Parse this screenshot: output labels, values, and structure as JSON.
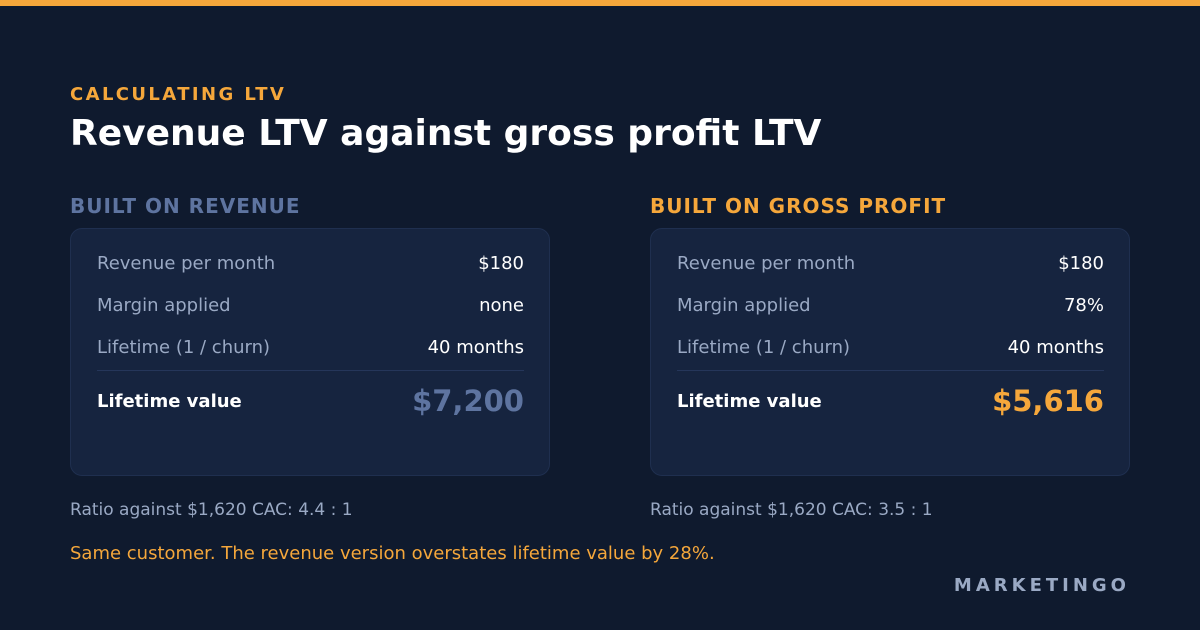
{
  "colors": {
    "background": "#0f1a2e",
    "card": "#16243f",
    "accent": "#f5a73b",
    "muted_blue": "#5e74a0",
    "text_muted": "#9aa9c4",
    "text": "#ffffff"
  },
  "eyebrow": "CALCULATING LTV",
  "title": "Revenue LTV against gross profit LTV",
  "columns": [
    {
      "heading": "BUILT ON REVENUE",
      "rows": [
        {
          "label": "Revenue per month",
          "value": "$180"
        },
        {
          "label": "Margin applied",
          "value": "none"
        },
        {
          "label": "Lifetime (1 / churn)",
          "value": "40 months"
        }
      ],
      "ltv_label": "Lifetime value",
      "ltv_value": "$7,200",
      "ratio": "Ratio against $1,620 CAC: 4.4 : 1"
    },
    {
      "heading": "BUILT ON GROSS PROFIT",
      "rows": [
        {
          "label": "Revenue per month",
          "value": "$180"
        },
        {
          "label": "Margin applied",
          "value": "78%"
        },
        {
          "label": "Lifetime (1 / churn)",
          "value": "40 months"
        }
      ],
      "ltv_label": "Lifetime value",
      "ltv_value": "$5,616",
      "ratio": "Ratio against $1,620 CAC: 3.5 : 1"
    }
  ],
  "footnote": "Same customer. The revenue version overstates lifetime value by 28%.",
  "brand": "MARKETINGO"
}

### Written instruction
Give every line back word for word and leave the pictures out.

### Full answer
Parse this screenshot: output labels, values, and structure as JSON.
{
  "colors": {
    "background": "#0f1a2e",
    "card": "#16243f",
    "accent": "#f5a73b",
    "muted_blue": "#5e74a0",
    "text_muted": "#9aa9c4",
    "text": "#ffffff"
  },
  "eyebrow": "CALCULATING LTV",
  "title": "Revenue LTV against gross profit LTV",
  "columns": [
    {
      "heading": "BUILT ON REVENUE",
      "rows": [
        {
          "label": "Revenue per month",
          "value": "$180"
        },
        {
          "label": "Margin applied",
          "value": "none"
        },
        {
          "label": "Lifetime (1 / churn)",
          "value": "40 months"
        }
      ],
      "ltv_label": "Lifetime value",
      "ltv_value": "$7,200",
      "ratio": "Ratio against $1,620 CAC: 4.4 : 1"
    },
    {
      "heading": "BUILT ON GROSS PROFIT",
      "rows": [
        {
          "label": "Revenue per month",
          "value": "$180"
        },
        {
          "label": "Margin applied",
          "value": "78%"
        },
        {
          "label": "Lifetime (1 / churn)",
          "value": "40 months"
        }
      ],
      "ltv_label": "Lifetime value",
      "ltv_value": "$5,616",
      "ratio": "Ratio against $1,620 CAC: 3.5 : 1"
    }
  ],
  "footnote": "Same customer. The revenue version overstates lifetime value by 28%.",
  "brand": "MARKETINGO"
}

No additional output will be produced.